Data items
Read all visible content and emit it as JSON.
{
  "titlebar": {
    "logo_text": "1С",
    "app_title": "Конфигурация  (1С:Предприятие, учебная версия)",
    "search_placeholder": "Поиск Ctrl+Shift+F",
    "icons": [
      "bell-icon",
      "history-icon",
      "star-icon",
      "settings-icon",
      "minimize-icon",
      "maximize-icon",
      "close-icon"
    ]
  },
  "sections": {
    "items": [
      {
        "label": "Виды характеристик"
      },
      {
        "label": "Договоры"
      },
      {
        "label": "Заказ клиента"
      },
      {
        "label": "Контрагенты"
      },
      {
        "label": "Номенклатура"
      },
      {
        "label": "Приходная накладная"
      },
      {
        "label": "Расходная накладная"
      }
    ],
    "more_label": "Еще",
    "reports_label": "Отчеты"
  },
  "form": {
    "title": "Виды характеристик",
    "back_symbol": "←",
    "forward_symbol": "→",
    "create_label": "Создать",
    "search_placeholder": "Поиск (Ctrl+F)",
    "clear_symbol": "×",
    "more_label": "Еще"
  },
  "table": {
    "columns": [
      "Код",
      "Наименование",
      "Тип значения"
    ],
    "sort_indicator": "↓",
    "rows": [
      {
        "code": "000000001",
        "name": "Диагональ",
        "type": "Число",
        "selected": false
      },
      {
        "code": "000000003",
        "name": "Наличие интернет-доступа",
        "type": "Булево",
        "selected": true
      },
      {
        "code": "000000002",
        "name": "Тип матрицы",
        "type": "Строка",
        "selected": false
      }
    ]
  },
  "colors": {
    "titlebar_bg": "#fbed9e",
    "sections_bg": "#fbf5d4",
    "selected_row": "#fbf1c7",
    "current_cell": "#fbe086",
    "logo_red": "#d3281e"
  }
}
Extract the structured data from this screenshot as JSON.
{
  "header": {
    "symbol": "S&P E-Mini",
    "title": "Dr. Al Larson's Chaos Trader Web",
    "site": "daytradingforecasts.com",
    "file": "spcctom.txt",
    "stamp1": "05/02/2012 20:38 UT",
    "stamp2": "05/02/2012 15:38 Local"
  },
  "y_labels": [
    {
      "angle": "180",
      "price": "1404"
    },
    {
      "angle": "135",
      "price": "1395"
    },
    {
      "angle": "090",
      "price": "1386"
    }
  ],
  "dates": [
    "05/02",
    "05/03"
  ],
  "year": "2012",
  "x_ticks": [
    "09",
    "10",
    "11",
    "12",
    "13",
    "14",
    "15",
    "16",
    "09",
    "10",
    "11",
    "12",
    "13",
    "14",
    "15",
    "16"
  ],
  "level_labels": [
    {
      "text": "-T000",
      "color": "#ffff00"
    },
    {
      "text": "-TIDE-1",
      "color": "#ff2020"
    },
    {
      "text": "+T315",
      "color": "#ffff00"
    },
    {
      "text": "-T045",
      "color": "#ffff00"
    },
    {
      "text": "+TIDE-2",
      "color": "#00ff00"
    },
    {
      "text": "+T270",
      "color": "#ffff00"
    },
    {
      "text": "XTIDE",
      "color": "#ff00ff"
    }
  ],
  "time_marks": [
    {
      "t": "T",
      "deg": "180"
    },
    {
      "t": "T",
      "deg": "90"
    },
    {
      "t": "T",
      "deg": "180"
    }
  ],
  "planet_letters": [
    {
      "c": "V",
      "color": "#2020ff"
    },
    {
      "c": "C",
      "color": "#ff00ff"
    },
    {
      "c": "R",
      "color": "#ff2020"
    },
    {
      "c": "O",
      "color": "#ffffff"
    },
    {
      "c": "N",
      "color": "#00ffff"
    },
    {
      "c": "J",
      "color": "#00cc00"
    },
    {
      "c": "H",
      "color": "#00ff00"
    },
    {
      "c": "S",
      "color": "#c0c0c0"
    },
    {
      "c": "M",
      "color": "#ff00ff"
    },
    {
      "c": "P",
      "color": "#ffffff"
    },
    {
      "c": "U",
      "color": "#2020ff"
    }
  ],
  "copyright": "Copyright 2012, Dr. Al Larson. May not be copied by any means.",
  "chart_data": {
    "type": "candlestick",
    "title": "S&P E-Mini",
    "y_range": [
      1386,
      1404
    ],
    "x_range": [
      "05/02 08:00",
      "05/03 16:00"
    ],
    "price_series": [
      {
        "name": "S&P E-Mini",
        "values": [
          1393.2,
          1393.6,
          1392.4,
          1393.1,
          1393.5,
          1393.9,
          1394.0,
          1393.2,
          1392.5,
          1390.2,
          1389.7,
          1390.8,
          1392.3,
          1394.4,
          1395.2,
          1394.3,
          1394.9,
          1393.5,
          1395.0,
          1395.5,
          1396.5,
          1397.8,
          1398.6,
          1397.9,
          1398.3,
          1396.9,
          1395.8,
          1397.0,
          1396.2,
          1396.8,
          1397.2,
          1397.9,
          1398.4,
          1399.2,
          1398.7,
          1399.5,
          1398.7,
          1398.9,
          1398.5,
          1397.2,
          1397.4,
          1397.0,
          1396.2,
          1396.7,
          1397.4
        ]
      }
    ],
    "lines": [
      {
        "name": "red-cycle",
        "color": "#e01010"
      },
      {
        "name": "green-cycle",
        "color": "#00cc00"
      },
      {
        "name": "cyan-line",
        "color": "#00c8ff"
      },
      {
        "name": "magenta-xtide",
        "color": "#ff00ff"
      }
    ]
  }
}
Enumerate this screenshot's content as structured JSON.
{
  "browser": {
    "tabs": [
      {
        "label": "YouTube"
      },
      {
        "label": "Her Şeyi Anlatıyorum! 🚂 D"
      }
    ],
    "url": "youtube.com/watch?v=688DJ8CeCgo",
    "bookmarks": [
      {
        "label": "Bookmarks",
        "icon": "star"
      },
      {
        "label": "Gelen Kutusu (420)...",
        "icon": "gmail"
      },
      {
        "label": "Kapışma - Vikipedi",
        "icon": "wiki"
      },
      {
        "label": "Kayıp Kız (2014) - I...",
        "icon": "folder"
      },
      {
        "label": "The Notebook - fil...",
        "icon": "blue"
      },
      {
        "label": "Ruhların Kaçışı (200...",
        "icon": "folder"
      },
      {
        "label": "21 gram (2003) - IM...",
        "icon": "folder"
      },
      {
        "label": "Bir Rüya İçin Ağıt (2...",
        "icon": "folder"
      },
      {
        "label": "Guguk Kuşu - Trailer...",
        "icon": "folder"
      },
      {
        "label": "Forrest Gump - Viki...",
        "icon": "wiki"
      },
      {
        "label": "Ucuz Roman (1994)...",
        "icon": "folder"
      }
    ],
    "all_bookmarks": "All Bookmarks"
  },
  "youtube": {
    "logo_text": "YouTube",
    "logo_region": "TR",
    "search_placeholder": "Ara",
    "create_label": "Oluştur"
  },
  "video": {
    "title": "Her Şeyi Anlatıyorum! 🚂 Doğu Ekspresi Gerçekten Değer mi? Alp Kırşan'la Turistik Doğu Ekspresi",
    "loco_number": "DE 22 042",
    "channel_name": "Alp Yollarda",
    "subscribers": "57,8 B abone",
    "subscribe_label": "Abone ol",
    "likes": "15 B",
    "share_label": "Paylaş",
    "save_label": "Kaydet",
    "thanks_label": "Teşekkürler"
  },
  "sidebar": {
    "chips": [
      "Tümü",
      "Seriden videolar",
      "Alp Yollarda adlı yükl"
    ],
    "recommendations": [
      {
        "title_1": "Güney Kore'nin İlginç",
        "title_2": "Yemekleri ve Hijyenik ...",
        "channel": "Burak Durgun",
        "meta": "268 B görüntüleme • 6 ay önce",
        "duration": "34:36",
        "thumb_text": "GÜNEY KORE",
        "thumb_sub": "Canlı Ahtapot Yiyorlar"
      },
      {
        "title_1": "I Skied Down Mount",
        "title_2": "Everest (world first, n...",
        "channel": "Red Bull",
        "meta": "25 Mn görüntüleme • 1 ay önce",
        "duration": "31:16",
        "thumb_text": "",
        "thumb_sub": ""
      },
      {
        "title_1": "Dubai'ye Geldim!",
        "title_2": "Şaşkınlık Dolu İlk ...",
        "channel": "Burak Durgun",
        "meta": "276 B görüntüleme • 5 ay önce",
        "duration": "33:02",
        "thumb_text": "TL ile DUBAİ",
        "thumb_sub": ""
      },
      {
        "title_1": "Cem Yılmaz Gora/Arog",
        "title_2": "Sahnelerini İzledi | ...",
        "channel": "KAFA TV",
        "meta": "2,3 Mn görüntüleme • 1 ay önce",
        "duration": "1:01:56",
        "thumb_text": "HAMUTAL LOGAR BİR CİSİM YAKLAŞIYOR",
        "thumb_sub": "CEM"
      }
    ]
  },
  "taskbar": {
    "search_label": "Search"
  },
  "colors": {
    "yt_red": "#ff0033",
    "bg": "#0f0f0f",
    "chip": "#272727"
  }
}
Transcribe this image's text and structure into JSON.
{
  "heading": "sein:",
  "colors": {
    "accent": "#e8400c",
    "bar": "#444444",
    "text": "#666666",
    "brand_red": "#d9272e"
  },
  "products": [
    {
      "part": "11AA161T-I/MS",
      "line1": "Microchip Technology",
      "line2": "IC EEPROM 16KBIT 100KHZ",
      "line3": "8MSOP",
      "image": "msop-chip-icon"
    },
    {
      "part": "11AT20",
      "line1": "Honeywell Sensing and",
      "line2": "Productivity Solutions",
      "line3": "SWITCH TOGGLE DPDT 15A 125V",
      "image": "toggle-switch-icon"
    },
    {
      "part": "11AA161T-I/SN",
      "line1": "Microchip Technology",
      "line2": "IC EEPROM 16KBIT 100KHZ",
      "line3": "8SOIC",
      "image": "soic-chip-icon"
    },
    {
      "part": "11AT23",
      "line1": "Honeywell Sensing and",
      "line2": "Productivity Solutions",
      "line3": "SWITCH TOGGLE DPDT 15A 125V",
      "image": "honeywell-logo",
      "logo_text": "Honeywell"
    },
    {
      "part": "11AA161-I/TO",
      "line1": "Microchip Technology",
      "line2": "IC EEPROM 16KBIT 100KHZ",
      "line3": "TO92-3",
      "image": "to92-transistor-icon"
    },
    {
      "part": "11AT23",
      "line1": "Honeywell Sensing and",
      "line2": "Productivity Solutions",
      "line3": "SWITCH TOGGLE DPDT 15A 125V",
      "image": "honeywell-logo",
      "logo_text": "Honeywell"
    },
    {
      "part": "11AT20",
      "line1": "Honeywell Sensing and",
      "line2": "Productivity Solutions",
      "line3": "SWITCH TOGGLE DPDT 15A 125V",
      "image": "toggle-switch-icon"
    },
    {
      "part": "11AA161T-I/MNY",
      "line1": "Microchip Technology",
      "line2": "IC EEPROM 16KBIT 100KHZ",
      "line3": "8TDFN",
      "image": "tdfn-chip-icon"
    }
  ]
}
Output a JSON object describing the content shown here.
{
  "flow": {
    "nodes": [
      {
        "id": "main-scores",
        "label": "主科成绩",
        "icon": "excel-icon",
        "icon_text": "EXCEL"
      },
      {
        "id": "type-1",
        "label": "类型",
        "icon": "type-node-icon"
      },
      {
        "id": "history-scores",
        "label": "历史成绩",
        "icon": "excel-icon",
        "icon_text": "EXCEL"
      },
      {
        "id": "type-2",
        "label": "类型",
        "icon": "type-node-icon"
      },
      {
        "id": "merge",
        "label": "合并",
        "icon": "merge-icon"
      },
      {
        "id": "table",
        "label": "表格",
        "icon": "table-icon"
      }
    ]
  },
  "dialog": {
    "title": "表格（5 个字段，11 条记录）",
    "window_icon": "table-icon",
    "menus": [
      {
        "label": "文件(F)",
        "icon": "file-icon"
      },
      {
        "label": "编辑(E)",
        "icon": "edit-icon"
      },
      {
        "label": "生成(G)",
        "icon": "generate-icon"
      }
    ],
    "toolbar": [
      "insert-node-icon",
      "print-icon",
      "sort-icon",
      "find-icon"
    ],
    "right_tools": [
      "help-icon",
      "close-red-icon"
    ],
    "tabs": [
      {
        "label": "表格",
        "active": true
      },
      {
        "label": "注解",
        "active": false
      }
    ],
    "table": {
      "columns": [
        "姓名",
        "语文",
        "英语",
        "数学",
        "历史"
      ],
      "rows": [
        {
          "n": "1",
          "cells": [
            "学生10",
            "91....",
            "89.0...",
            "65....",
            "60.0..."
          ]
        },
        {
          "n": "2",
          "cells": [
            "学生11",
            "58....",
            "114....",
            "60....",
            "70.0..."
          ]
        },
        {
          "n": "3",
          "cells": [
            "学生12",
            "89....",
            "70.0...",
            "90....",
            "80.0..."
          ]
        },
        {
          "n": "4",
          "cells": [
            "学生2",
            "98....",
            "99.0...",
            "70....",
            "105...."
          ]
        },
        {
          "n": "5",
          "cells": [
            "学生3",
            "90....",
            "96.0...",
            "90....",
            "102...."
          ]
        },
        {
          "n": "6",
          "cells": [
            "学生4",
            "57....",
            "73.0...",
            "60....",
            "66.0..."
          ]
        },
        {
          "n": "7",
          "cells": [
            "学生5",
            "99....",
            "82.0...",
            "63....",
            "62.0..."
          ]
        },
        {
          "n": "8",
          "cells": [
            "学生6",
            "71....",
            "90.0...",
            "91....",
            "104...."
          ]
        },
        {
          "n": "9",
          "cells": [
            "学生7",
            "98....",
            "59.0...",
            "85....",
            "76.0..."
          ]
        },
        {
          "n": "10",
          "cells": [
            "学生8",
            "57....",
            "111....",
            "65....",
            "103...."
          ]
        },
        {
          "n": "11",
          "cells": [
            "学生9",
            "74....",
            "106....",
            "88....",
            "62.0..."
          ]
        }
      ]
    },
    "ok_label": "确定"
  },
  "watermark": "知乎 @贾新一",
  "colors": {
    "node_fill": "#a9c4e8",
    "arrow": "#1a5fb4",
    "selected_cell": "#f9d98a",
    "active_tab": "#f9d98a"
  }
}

• [To do]: Scan the material for lines with the word "screenshot", and copy each line you find.

• [Solved problem]:
Extract the structured data from this screenshot as JSON.
Enumerate this screenshot's content as structured JSON.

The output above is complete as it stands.